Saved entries

>> Start

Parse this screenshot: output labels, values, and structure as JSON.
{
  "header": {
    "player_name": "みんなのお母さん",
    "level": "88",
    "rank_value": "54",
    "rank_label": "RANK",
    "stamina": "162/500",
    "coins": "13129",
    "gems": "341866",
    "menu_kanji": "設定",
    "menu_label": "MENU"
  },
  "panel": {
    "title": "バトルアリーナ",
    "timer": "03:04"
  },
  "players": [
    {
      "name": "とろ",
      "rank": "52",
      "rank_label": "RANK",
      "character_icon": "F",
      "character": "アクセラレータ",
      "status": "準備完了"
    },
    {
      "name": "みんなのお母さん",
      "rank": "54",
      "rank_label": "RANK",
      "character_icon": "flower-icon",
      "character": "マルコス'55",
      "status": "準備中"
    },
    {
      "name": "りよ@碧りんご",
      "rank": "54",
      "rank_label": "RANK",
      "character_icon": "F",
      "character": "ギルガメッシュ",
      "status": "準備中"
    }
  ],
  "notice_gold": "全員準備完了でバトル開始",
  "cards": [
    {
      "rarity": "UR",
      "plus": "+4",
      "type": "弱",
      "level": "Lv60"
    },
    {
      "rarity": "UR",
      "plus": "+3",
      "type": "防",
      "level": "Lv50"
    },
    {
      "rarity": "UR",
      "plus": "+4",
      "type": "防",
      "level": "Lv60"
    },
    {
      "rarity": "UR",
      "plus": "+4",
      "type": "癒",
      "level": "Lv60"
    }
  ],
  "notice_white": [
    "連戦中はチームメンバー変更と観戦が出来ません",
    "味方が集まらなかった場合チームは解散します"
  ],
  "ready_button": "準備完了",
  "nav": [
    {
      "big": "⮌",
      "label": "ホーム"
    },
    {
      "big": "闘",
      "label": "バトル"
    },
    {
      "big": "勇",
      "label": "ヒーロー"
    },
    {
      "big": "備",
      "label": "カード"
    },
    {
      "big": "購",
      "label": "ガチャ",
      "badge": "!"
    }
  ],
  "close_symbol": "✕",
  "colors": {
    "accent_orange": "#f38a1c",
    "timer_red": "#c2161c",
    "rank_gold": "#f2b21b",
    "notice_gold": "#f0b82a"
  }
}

>> End
>> Start

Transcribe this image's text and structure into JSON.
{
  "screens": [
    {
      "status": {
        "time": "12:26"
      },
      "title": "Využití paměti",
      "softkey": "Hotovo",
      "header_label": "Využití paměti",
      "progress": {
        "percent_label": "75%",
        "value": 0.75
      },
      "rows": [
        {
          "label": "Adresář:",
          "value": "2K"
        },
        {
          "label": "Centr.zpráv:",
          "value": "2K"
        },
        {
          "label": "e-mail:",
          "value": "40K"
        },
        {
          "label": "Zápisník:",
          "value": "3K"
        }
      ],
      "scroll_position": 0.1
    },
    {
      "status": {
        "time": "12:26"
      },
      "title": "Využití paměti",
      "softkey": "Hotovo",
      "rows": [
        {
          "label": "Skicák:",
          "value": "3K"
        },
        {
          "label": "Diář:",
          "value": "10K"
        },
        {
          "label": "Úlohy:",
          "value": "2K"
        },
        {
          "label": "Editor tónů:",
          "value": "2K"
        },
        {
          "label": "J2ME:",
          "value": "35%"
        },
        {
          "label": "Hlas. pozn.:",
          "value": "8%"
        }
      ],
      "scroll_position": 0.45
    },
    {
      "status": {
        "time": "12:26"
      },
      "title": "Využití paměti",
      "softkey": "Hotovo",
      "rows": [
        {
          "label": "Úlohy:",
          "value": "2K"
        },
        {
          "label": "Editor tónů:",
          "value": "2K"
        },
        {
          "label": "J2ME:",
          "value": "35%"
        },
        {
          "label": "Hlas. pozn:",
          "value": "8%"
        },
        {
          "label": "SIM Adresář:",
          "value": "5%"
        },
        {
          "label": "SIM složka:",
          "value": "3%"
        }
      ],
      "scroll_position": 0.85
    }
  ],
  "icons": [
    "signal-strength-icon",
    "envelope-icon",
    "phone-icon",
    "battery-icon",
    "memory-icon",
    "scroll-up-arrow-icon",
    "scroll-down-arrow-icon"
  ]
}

>> End

● Written problem: Where a line in the material above holds "JSON", copy that line.

● Written solution:
Parse this screenshot: output labels, values, and structure as JSON.
Transcribe this image's text and structure into JSON.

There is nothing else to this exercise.